Excerpts from a layout annotation set
Begin
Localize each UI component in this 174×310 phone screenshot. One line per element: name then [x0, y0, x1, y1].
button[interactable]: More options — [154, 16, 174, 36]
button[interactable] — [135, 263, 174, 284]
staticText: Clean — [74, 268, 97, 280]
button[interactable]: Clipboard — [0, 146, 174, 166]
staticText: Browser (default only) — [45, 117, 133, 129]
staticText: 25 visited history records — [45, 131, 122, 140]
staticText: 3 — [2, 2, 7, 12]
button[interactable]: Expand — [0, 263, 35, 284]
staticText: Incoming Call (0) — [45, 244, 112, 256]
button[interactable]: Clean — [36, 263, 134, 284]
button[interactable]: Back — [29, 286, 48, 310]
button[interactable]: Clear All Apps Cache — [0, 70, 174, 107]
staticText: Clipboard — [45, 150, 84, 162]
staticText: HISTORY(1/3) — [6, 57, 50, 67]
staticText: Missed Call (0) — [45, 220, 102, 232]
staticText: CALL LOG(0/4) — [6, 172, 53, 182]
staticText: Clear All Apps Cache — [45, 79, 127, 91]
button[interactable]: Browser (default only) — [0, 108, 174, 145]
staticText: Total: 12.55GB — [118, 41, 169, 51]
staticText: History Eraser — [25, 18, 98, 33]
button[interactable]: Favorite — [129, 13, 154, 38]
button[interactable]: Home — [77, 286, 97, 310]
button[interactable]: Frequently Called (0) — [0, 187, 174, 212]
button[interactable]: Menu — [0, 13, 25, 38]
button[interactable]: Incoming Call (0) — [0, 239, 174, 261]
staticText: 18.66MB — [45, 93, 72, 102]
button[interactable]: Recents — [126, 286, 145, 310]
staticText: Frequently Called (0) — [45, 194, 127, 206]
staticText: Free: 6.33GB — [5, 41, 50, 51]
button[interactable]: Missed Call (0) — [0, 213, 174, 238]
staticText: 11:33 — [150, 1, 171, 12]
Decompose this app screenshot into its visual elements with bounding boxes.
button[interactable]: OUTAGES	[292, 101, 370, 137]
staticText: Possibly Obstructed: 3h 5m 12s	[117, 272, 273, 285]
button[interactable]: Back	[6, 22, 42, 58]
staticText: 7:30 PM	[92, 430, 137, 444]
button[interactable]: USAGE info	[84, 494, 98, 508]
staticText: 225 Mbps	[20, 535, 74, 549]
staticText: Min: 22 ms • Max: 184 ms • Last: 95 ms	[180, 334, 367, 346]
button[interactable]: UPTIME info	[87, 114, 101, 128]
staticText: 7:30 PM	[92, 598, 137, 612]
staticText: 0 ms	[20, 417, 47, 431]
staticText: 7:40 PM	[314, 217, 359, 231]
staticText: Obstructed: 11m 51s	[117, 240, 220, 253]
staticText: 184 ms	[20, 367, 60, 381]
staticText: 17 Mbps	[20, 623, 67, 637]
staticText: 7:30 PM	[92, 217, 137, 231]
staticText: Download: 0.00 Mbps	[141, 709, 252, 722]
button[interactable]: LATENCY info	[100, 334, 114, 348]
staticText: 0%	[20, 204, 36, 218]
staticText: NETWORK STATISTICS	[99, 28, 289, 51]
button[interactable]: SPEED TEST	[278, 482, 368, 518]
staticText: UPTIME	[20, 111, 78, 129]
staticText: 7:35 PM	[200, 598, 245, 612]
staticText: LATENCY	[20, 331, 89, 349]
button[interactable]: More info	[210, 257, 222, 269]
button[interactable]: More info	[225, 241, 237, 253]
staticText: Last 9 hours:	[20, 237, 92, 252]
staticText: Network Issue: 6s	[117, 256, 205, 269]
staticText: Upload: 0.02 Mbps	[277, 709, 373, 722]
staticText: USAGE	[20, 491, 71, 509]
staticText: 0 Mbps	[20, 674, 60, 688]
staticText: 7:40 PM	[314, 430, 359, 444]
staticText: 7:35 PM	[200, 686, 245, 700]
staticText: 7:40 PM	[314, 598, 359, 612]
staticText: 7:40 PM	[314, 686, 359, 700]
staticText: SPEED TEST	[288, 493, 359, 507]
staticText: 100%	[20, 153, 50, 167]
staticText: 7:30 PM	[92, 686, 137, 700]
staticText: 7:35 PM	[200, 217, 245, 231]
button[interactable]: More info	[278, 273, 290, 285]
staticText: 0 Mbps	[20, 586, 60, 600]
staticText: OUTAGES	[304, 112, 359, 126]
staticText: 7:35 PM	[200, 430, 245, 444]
End
## Set task
Duplicate every line of the listing above without any changes.

## Expected output
Localize each UI component in this 174×310 phone screenshot. One line per element: name then [x0, y0, x1, y1].
button[interactable]: More options — [154, 16, 174, 36]
button[interactable] — [135, 263, 174, 284]
staticText: Clean — [74, 268, 97, 280]
button[interactable]: Clipboard — [0, 146, 174, 166]
staticText: Browser (default only) — [45, 117, 133, 129]
staticText: 25 visited history records — [45, 131, 122, 140]
staticText: 3 — [2, 2, 7, 12]
button[interactable]: Expand — [0, 263, 35, 284]
staticText: Incoming Call (0) — [45, 244, 112, 256]
button[interactable]: Clean — [36, 263, 134, 284]
button[interactable]: Back — [29, 286, 48, 310]
button[interactable]: Clear All Apps Cache — [0, 70, 174, 107]
staticText: Clipboard — [45, 150, 84, 162]
staticText: HISTORY(1/3) — [6, 57, 50, 67]
staticText: Missed Call (0) — [45, 220, 102, 232]
staticText: CALL LOG(0/4) — [6, 172, 53, 182]
staticText: Clear All Apps Cache — [45, 79, 127, 91]
button[interactable]: Browser (default only) — [0, 108, 174, 145]
staticText: Total: 12.55GB — [118, 41, 169, 51]
staticText: History Eraser — [25, 18, 98, 33]
button[interactable]: Favorite — [129, 13, 154, 38]
button[interactable]: Home — [77, 286, 97, 310]
button[interactable]: Frequently Called (0) — [0, 187, 174, 212]
button[interactable]: Menu — [0, 13, 25, 38]
button[interactable]: Incoming Call (0) — [0, 239, 174, 261]
staticText: 18.66MB — [45, 93, 72, 102]
button[interactable]: Recents — [126, 286, 145, 310]
staticText: Frequently Called (0) — [45, 194, 127, 206]
staticText: Free: 6.33GB — [5, 41, 50, 51]
button[interactable]: Missed Call (0) — [0, 213, 174, 238]
staticText: 11:33 — [150, 1, 171, 12]
Decompose this app screenshot into its visual elements with bounding boxes.
button[interactable]: OUTAGES	[292, 101, 370, 137]
staticText: Possibly Obstructed: 3h 5m 12s	[117, 272, 273, 285]
button[interactable]: Back	[6, 22, 42, 58]
staticText: 7:30 PM	[92, 430, 137, 444]
button[interactable]: USAGE info	[84, 494, 98, 508]
staticText: 225 Mbps	[20, 535, 74, 549]
staticText: Min: 22 ms • Max: 184 ms • Last: 95 ms	[180, 334, 367, 346]
button[interactable]: UPTIME info	[87, 114, 101, 128]
staticText: 7:30 PM	[92, 598, 137, 612]
staticText: 0 ms	[20, 417, 47, 431]
staticText: 7:40 PM	[314, 217, 359, 231]
staticText: Obstructed: 11m 51s	[117, 240, 220, 253]
staticText: 184 ms	[20, 367, 60, 381]
staticText: 17 Mbps	[20, 623, 67, 637]
staticText: 7:30 PM	[92, 217, 137, 231]
staticText: Download: 0.00 Mbps	[141, 709, 252, 722]
button[interactable]: LATENCY info	[100, 334, 114, 348]
staticText: 0%	[20, 204, 36, 218]
staticText: NETWORK STATISTICS	[99, 28, 289, 51]
button[interactable]: SPEED TEST	[278, 482, 368, 518]
staticText: UPTIME	[20, 111, 78, 129]
staticText: 7:35 PM	[200, 598, 245, 612]
staticText: LATENCY	[20, 331, 89, 349]
button[interactable]: More info	[210, 257, 222, 269]
button[interactable]: More info	[225, 241, 237, 253]
staticText: Last 9 hours:	[20, 237, 92, 252]
staticText: Network Issue: 6s	[117, 256, 205, 269]
staticText: Upload: 0.02 Mbps	[277, 709, 373, 722]
staticText: USAGE	[20, 491, 71, 509]
staticText: 0 Mbps	[20, 674, 60, 688]
staticText: 7:40 PM	[314, 430, 359, 444]
staticText: 7:35 PM	[200, 686, 245, 700]
staticText: 7:40 PM	[314, 598, 359, 612]
staticText: 7:40 PM	[314, 686, 359, 700]
staticText: SPEED TEST	[288, 493, 359, 507]
staticText: 100%	[20, 153, 50, 167]
staticText: 7:30 PM	[92, 686, 137, 700]
staticText: 7:35 PM	[200, 217, 245, 231]
button[interactable]: More info	[278, 273, 290, 285]
staticText: 0 Mbps	[20, 586, 60, 600]
staticText: OUTAGES	[304, 112, 359, 126]
staticText: 7:35 PM	[200, 430, 245, 444]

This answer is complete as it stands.